• [Written request]
In the listing below, identify each line with the word "JSON" and return those lines.

Extracted records
<<<<

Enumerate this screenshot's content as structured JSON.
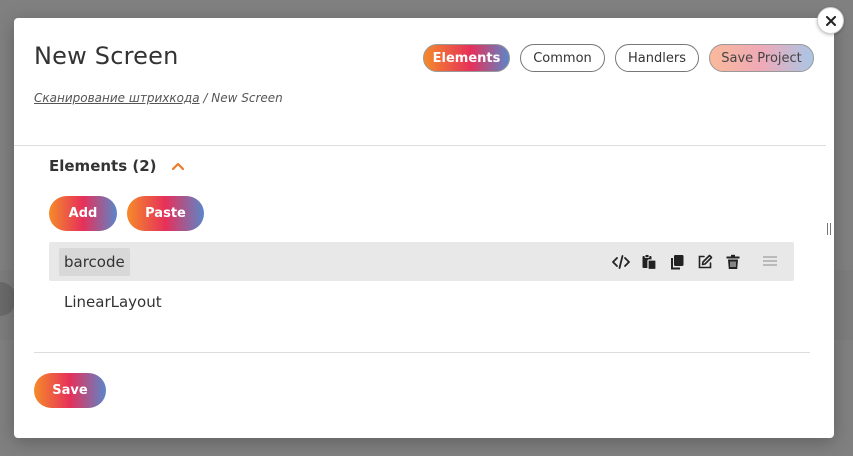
{
  "modal": {
    "title": "New Screen",
    "tabs": [
      {
        "label": "Elements",
        "active": true
      },
      {
        "label": "Common",
        "active": false
      },
      {
        "label": "Handlers",
        "active": false
      }
    ],
    "save_project_label": "Save Project",
    "breadcrumb": {
      "link": "Сканирование штрихкода",
      "separator": " / ",
      "current": "New Screen"
    }
  },
  "elements": {
    "header": "Elements (2)",
    "add_label": "Add",
    "paste_label": "Paste",
    "items": [
      {
        "label": "barcode",
        "selected": true
      },
      {
        "label": "LinearLayout",
        "selected": false
      }
    ]
  },
  "footer": {
    "save_label": "Save"
  },
  "colors": {
    "accent_orange": "#f58a2a",
    "accent_red": "#e6305a",
    "accent_blue": "#5b86c9",
    "chevron": "#f07a2a",
    "selected_row": "#e8e8e8"
  },
  "icons": [
    "close-icon",
    "chevron-up-icon",
    "code-icon",
    "paste-icon",
    "copy-icon",
    "edit-icon",
    "trash-icon",
    "drag-handle-icon"
  ]
}
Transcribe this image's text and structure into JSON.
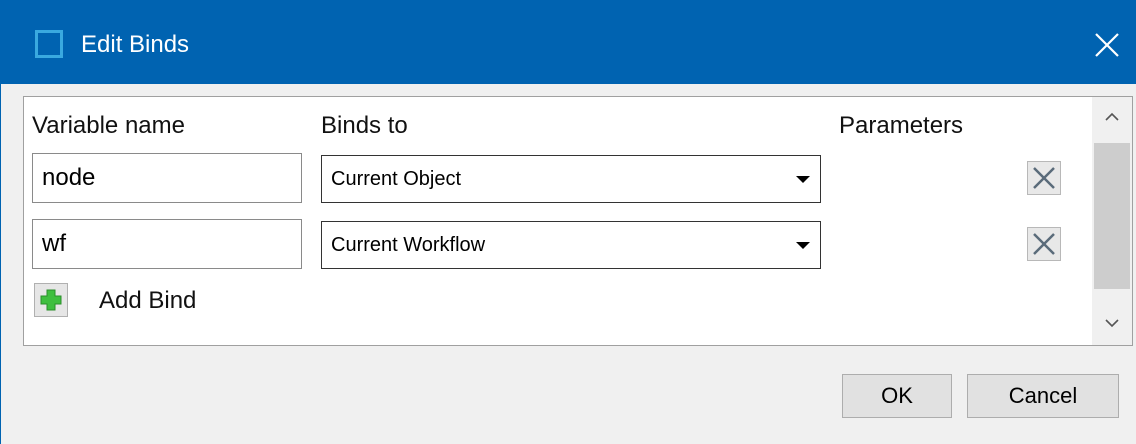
{
  "window": {
    "title": "Edit Binds"
  },
  "columns": {
    "variable_name": "Variable name",
    "binds_to": "Binds to",
    "parameters": "Parameters"
  },
  "binds": [
    {
      "variable": "node",
      "binds_to": "Current Object"
    },
    {
      "variable": "wf",
      "binds_to": "Current Workflow"
    }
  ],
  "add_bind_label": "Add Bind",
  "buttons": {
    "ok": "OK",
    "cancel": "Cancel"
  },
  "colors": {
    "titlebar": "#0063b1",
    "add_icon": "#3fbf3f"
  }
}
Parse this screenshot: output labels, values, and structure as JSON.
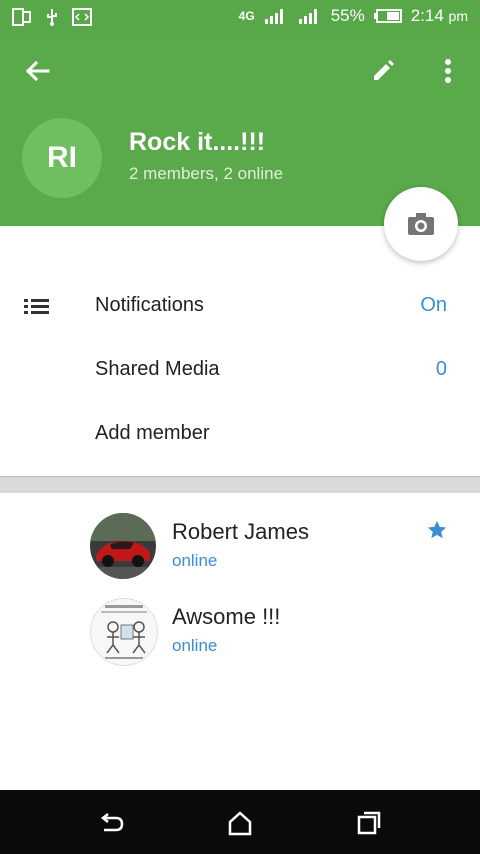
{
  "statusbar": {
    "network": "4G",
    "battery": "55%",
    "time": "2:14",
    "ampm": "pm"
  },
  "header": {
    "avatar_initials": "RI",
    "title": "Rock it....!!!",
    "subtitle": "2 members, 2 online",
    "color": "#5aa94b"
  },
  "settings": [
    {
      "label": "Notifications",
      "value": "On"
    },
    {
      "label": "Shared Media",
      "value": "0"
    },
    {
      "label": "Add member",
      "value": ""
    }
  ],
  "members": [
    {
      "name": "Robert James",
      "status": "online",
      "starred": true
    },
    {
      "name": "Awsome !!!",
      "status": "online",
      "starred": false
    }
  ],
  "icons": {
    "back": "arrow-left-icon",
    "edit": "pencil-icon",
    "more": "more-vert-icon",
    "camera": "camera-icon",
    "notifications": "list-icon",
    "star": "star-icon"
  }
}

>>>>

• [Problem solution]
Enumerate this screenshot's content as structured JSON.
Transcribe this image's text and structure into JSON.
Parse this screenshot: output labels, values, and structure as JSON.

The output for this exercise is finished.